From the records below, pull each line that has "действующим".
* START MATERIALS PROVIDED *
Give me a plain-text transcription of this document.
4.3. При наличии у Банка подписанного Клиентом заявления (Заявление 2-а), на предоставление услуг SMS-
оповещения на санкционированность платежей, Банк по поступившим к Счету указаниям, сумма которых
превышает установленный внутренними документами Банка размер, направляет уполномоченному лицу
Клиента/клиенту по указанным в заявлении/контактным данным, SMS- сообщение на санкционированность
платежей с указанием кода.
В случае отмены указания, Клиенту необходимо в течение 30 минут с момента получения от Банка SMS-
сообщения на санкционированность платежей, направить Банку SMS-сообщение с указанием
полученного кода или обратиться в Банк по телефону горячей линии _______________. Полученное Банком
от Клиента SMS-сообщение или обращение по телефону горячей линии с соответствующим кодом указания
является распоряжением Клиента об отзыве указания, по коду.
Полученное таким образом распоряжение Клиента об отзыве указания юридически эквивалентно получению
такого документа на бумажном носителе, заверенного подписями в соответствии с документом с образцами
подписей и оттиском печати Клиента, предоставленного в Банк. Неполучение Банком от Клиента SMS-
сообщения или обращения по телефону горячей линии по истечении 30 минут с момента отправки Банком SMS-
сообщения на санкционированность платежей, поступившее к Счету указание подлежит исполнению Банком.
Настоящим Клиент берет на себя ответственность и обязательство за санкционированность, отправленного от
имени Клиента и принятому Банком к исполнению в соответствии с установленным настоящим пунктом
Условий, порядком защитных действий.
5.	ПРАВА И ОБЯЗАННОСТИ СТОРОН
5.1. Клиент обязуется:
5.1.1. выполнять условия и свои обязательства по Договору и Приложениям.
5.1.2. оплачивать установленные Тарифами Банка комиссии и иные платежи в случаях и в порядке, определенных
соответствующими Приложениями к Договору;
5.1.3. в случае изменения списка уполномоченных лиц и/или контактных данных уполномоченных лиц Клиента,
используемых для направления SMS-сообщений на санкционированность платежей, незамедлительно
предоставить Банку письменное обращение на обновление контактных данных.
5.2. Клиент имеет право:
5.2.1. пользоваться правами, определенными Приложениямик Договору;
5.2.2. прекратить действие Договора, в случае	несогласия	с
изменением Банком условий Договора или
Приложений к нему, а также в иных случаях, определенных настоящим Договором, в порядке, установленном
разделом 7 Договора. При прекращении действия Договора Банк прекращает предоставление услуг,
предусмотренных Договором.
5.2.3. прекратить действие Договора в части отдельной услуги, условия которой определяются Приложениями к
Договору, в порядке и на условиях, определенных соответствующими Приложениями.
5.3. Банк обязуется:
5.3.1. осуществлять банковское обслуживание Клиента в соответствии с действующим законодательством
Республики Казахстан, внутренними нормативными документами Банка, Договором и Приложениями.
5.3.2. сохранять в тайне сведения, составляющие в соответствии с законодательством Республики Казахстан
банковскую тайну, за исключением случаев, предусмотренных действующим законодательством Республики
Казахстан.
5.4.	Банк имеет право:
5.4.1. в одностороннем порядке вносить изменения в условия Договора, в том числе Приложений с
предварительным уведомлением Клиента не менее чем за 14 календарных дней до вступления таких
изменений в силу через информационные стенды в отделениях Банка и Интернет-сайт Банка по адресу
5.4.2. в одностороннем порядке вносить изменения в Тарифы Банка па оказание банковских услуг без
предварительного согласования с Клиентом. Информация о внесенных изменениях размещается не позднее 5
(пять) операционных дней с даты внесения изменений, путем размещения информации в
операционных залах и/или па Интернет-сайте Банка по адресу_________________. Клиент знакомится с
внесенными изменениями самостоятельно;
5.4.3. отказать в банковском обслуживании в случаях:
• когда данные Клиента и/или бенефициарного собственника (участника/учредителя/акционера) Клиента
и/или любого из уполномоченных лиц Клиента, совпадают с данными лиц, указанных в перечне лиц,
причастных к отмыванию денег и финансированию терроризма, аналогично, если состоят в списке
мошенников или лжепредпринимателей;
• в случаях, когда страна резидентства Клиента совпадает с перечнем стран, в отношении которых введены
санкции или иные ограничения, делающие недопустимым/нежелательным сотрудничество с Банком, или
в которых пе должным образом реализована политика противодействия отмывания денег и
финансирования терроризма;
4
* END MATERIALS PROVIDED *
* _SOLUTION_:
5.3.1. осуществлять банковское обслуживание Клиента в соответствии с действующим законодательством
банковскую тайну, за исключением случаев, предусмотренных действующим законодательством Республики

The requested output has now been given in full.